• _Short task_: Go through the listing and copy each line with the string "Preparation".

• _Task data_:

[Start]

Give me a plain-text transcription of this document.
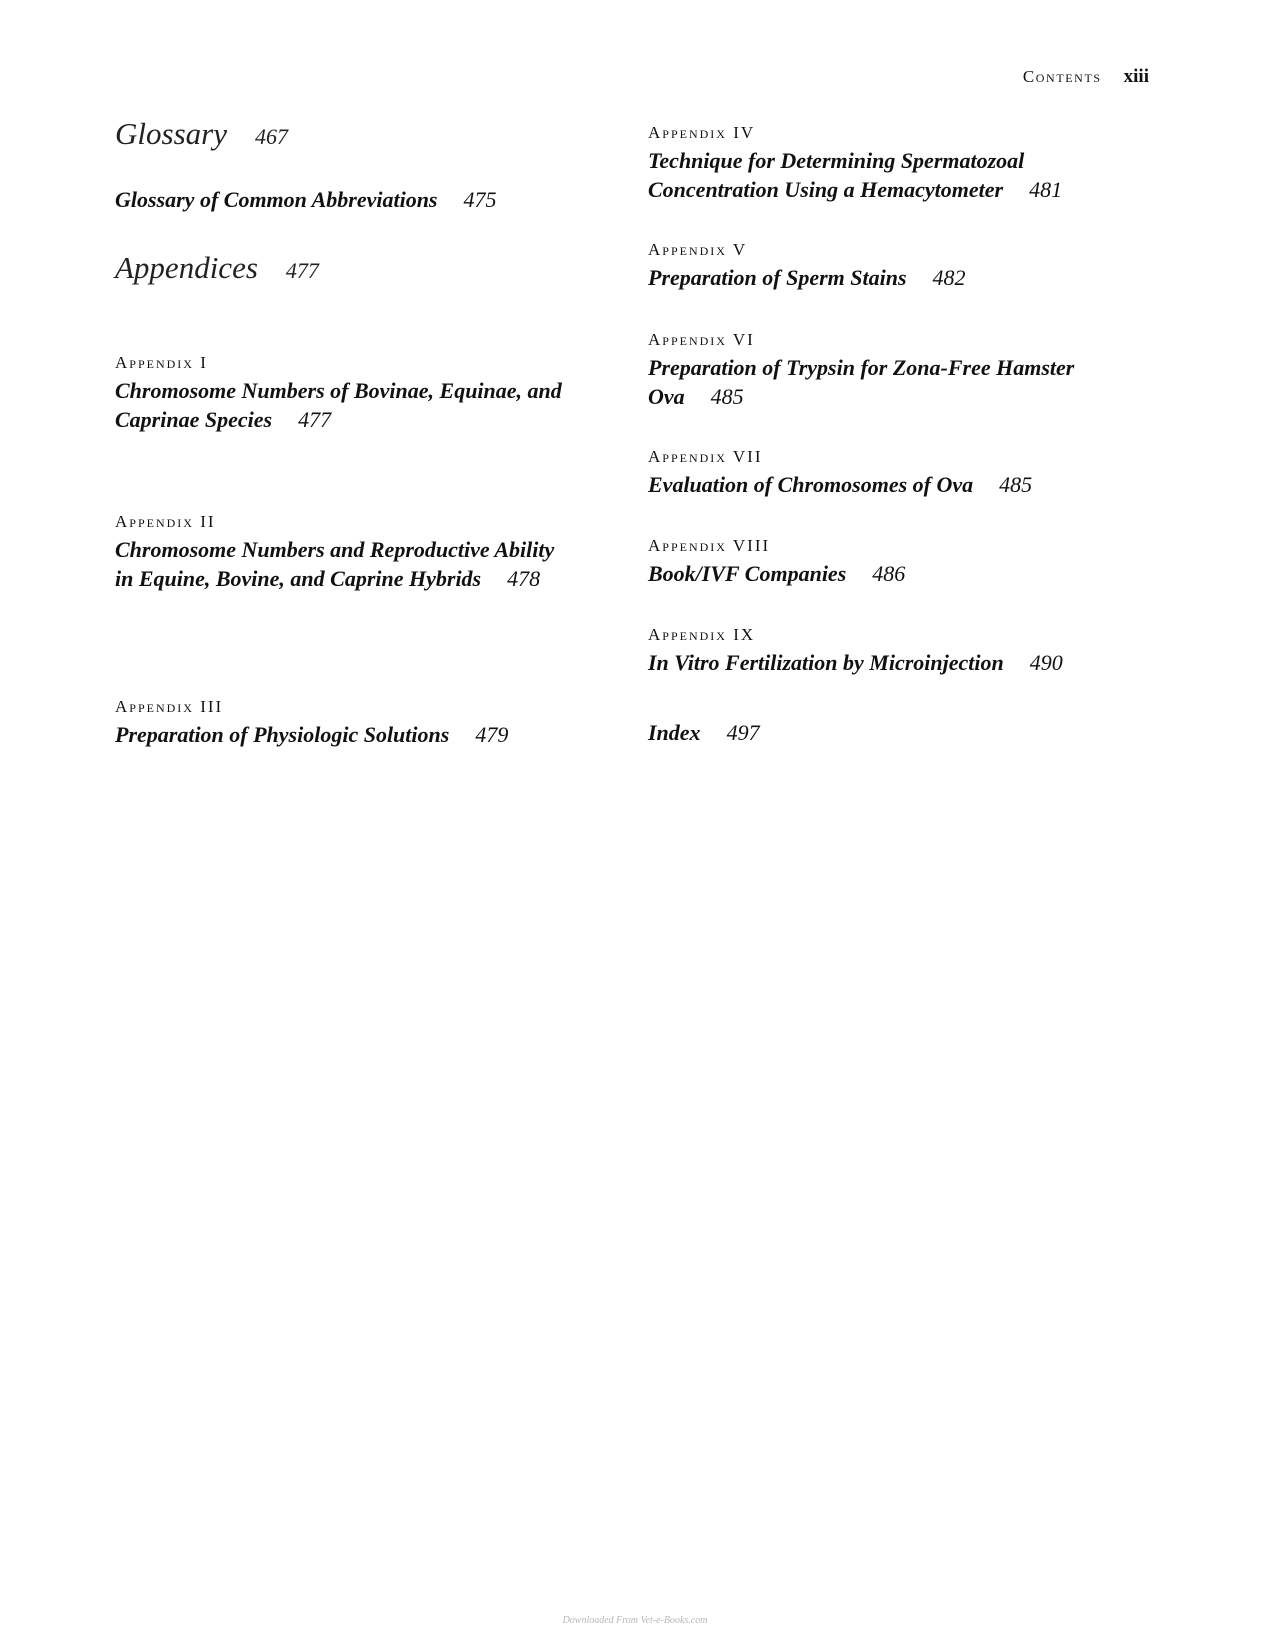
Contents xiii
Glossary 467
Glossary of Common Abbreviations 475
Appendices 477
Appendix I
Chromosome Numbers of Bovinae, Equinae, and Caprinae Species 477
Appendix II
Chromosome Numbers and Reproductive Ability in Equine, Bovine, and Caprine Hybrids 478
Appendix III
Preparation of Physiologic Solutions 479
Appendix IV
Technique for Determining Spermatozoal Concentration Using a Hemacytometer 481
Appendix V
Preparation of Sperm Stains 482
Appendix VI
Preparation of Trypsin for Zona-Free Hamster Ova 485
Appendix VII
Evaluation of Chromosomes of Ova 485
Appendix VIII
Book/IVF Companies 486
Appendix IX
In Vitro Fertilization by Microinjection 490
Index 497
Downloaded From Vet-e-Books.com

[End]

• _Written response_:
Preparation of Physiologic Solutions 479
Preparation of Sperm Stains 482
Preparation of Trypsin for Zona-Free Hamster Ova 485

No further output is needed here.